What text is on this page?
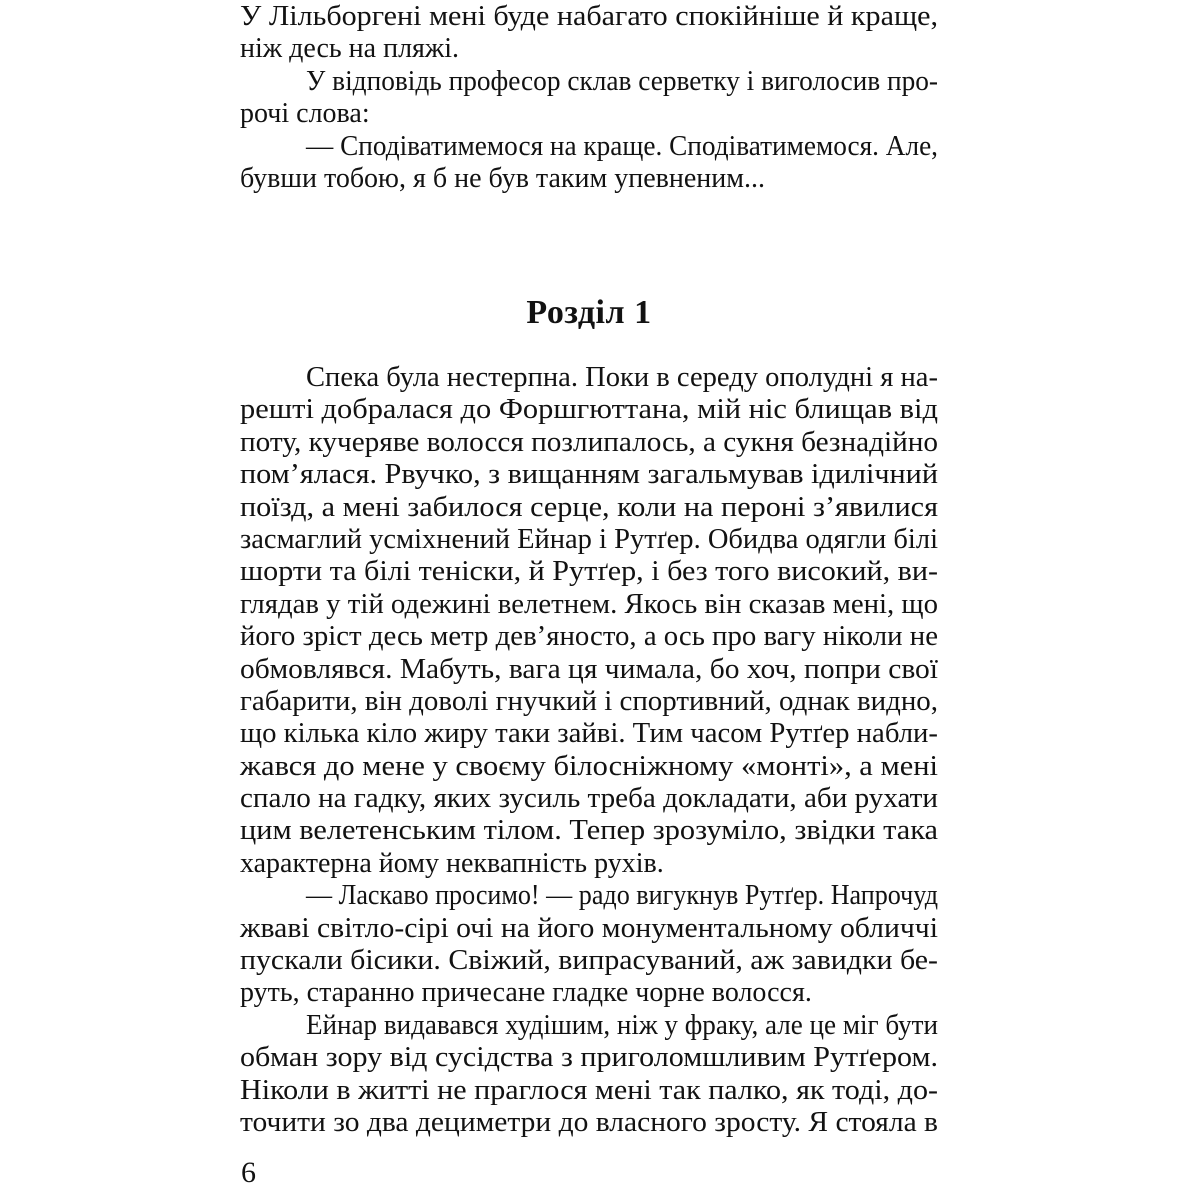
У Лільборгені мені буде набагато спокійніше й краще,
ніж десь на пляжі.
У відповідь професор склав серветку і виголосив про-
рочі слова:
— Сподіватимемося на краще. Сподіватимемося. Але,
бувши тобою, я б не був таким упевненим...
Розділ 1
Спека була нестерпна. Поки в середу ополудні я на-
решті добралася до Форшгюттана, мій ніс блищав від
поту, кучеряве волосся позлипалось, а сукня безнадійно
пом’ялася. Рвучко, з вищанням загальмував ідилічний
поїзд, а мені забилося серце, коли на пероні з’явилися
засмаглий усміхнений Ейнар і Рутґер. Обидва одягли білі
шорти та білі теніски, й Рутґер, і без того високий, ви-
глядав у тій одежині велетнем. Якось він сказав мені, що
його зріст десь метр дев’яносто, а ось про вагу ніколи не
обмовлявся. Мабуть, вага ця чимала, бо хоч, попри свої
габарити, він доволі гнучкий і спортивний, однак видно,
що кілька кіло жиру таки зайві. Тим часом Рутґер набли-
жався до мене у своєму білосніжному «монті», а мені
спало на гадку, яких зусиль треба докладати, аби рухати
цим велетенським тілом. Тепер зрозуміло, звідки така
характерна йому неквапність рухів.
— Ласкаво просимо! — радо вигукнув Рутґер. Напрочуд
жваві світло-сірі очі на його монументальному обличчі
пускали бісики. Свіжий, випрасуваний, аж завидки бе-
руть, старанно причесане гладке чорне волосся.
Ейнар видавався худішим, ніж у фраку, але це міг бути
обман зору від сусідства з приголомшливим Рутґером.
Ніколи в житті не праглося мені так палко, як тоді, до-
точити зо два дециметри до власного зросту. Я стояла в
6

########################################

▶ _Required work_
Show every line above in which the word "десь" occurs.

▶ _Worked answer_
ніж десь на пляжі.
його зріст десь метр дев’яносто, а ось про вагу ніколи не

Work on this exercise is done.